> WORK REQUIRED:
Print all of the data below line for line, changing nothing.

++++ RECORDS PROVIDED ++++

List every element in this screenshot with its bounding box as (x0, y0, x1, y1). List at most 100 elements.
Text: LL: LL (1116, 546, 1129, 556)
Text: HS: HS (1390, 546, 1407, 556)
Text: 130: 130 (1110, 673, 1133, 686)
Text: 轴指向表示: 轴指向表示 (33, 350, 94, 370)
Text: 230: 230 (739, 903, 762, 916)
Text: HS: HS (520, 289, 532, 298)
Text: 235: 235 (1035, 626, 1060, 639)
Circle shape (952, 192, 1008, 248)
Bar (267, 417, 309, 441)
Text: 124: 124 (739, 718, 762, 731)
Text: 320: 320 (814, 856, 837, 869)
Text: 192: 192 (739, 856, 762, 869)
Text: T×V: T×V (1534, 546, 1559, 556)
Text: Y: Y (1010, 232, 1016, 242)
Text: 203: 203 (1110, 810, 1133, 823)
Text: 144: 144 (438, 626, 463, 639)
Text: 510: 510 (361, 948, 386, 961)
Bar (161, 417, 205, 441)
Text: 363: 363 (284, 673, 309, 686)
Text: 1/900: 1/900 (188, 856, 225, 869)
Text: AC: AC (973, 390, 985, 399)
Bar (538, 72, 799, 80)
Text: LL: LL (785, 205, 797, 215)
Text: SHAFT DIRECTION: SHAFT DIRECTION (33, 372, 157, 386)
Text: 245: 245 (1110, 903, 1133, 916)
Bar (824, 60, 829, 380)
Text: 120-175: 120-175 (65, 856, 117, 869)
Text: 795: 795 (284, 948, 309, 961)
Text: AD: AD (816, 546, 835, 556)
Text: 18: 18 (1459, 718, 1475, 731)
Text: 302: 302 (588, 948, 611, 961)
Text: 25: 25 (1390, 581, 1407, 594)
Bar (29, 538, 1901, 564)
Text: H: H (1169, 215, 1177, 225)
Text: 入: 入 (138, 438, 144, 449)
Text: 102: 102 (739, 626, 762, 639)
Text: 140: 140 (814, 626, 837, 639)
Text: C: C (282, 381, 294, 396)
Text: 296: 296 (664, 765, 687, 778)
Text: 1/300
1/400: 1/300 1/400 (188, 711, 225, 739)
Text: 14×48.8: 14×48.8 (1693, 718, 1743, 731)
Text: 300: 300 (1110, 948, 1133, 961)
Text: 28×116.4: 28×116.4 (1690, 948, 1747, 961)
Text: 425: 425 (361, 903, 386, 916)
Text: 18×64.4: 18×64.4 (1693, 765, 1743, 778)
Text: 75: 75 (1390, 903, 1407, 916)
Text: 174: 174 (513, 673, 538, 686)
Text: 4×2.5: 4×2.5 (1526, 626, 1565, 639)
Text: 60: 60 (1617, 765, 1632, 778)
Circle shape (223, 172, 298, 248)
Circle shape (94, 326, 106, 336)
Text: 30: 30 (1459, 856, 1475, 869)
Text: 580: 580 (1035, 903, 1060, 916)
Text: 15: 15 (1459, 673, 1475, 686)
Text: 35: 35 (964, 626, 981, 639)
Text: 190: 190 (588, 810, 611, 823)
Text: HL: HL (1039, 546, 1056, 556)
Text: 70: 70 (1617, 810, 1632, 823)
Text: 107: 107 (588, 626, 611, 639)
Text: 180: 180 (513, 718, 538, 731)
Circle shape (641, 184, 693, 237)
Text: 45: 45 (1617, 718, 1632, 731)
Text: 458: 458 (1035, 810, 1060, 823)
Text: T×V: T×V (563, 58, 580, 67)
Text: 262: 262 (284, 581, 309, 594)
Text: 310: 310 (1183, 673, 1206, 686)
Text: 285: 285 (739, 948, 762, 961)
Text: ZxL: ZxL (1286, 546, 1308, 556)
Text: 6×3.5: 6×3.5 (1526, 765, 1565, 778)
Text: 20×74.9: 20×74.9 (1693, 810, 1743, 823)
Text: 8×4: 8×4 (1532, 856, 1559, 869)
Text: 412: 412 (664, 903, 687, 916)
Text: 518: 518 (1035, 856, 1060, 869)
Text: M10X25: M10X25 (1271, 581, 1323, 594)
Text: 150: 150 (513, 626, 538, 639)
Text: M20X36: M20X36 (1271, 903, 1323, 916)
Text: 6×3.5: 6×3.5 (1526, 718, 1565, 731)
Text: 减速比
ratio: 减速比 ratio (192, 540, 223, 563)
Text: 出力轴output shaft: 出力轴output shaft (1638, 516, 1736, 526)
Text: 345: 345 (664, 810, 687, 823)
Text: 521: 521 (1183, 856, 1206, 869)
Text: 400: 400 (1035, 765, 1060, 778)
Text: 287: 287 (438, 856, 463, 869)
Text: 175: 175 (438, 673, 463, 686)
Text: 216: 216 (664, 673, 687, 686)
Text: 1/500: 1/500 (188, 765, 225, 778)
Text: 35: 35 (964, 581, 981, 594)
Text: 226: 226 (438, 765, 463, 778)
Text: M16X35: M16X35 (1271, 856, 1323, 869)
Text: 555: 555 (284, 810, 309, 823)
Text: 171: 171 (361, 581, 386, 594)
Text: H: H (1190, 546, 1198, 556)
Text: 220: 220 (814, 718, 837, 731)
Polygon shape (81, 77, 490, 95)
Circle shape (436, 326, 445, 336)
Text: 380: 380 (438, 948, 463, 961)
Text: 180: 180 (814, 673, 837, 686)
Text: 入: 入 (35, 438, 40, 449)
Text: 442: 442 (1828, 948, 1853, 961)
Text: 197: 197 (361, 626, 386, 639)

++++

> SOLUTION TO THIS TASK:
List every element in this screenshot with its bounding box as (x0, y0, x1, y1). List at most 100 elements.
Text: LL: LL (1116, 546, 1129, 556)
Text: HS: HS (1390, 546, 1407, 556)
Text: 130: 130 (1110, 673, 1133, 686)
Text: 轴指向表示: 轴指向表示 (33, 350, 94, 370)
Text: 230: 230 (739, 903, 762, 916)
Text: HS: HS (520, 289, 532, 298)
Text: 235: 235 (1035, 626, 1060, 639)
Circle shape (952, 192, 1008, 248)
Bar (267, 417, 309, 441)
Text: 124: 124 (739, 718, 762, 731)
Text: 320: 320 (814, 856, 837, 869)
Text: 192: 192 (739, 856, 762, 869)
Text: T×V: T×V (1534, 546, 1559, 556)
Text: Y: Y (1010, 232, 1016, 242)
Text: 203: 203 (1110, 810, 1133, 823)
Text: 144: 144 (438, 626, 463, 639)
Text: 510: 510 (361, 948, 386, 961)
Bar (161, 417, 205, 441)
Text: 363: 363 (284, 673, 309, 686)
Text: 1/900: 1/900 (188, 856, 225, 869)
Text: AC: AC (973, 390, 985, 399)
Bar (538, 72, 799, 80)
Text: LL: LL (785, 205, 797, 215)
Text: SHAFT DIRECTION: SHAFT DIRECTION (33, 372, 157, 386)
Text: 245: 245 (1110, 903, 1133, 916)
Bar (824, 60, 829, 380)
Text: 120-175: 120-175 (65, 856, 117, 869)
Text: 795: 795 (284, 948, 309, 961)
Text: AD: AD (816, 546, 835, 556)
Text: 18: 18 (1459, 718, 1475, 731)
Text: 302: 302 (588, 948, 611, 961)
Text: 25: 25 (1390, 581, 1407, 594)
Bar (29, 538, 1901, 564)
Text: H: H (1169, 215, 1177, 225)
Text: 入: 入 (138, 438, 144, 449)
Text: 102: 102 (739, 626, 762, 639)
Text: 140: 140 (814, 626, 837, 639)
Text: C: C (282, 381, 294, 396)
Text: 296: 296 (664, 765, 687, 778)
Text: 1/300
1/400: 1/300 1/400 (188, 711, 225, 739)
Text: 14×48.8: 14×48.8 (1693, 718, 1743, 731)
Text: 300: 300 (1110, 948, 1133, 961)
Text: 28×116.4: 28×116.4 (1690, 948, 1747, 961)
Text: 425: 425 (361, 903, 386, 916)
Text: 18×64.4: 18×64.4 (1693, 765, 1743, 778)
Text: 75: 75 (1390, 903, 1407, 916)
Text: 174: 174 (513, 673, 538, 686)
Text: 4×2.5: 4×2.5 (1526, 626, 1565, 639)
Text: 60: 60 (1617, 765, 1632, 778)
Circle shape (223, 172, 298, 248)
Circle shape (94, 326, 106, 336)
Text: 30: 30 (1459, 856, 1475, 869)
Text: 580: 580 (1035, 903, 1060, 916)
Text: 15: 15 (1459, 673, 1475, 686)
Text: 35: 35 (964, 626, 981, 639)
Text: 190: 190 (588, 810, 611, 823)
Text: HL: HL (1039, 546, 1056, 556)
Text: 70: 70 (1617, 810, 1632, 823)
Text: 107: 107 (588, 626, 611, 639)
Text: 180: 180 (513, 718, 538, 731)
Circle shape (641, 184, 693, 237)
Text: 45: 45 (1617, 718, 1632, 731)
Text: 458: 458 (1035, 810, 1060, 823)
Text: T×V: T×V (563, 58, 580, 67)
Text: 262: 262 (284, 581, 309, 594)
Text: 310: 310 (1183, 673, 1206, 686)
Text: 285: 285 (739, 948, 762, 961)
Text: ZxL: ZxL (1286, 546, 1308, 556)
Text: 6×3.5: 6×3.5 (1526, 765, 1565, 778)
Text: 20×74.9: 20×74.9 (1693, 810, 1743, 823)
Text: 8×4: 8×4 (1532, 856, 1559, 869)
Text: 412: 412 (664, 903, 687, 916)
Text: 518: 518 (1035, 856, 1060, 869)
Text: M10X25: M10X25 (1271, 581, 1323, 594)
Text: 150: 150 (513, 626, 538, 639)
Text: M20X36: M20X36 (1271, 903, 1323, 916)
Text: 6×3.5: 6×3.5 (1526, 718, 1565, 731)
Text: 减速比
ratio: 减速比 ratio (192, 540, 223, 563)
Text: 出力轴output shaft: 出力轴output shaft (1638, 516, 1736, 526)
Text: 345: 345 (664, 810, 687, 823)
Text: 521: 521 (1183, 856, 1206, 869)
Text: 400: 400 (1035, 765, 1060, 778)
Text: 287: 287 (438, 856, 463, 869)
Text: 175: 175 (438, 673, 463, 686)
Text: 216: 216 (664, 673, 687, 686)
Text: 1/500: 1/500 (188, 765, 225, 778)
Text: 35: 35 (964, 581, 981, 594)
Text: 226: 226 (438, 765, 463, 778)
Text: M16X35: M16X35 (1271, 856, 1323, 869)
Text: 555: 555 (284, 810, 309, 823)
Text: 171: 171 (361, 581, 386, 594)
Text: H: H (1190, 546, 1198, 556)
Text: 220: 220 (814, 718, 837, 731)
Polygon shape (81, 77, 490, 95)
Circle shape (436, 326, 445, 336)
Text: 380: 380 (438, 948, 463, 961)
Text: 180: 180 (814, 673, 837, 686)
Text: 入: 入 (35, 438, 40, 449)
Text: 442: 442 (1828, 948, 1853, 961)
Text: 197: 197 (361, 626, 386, 639)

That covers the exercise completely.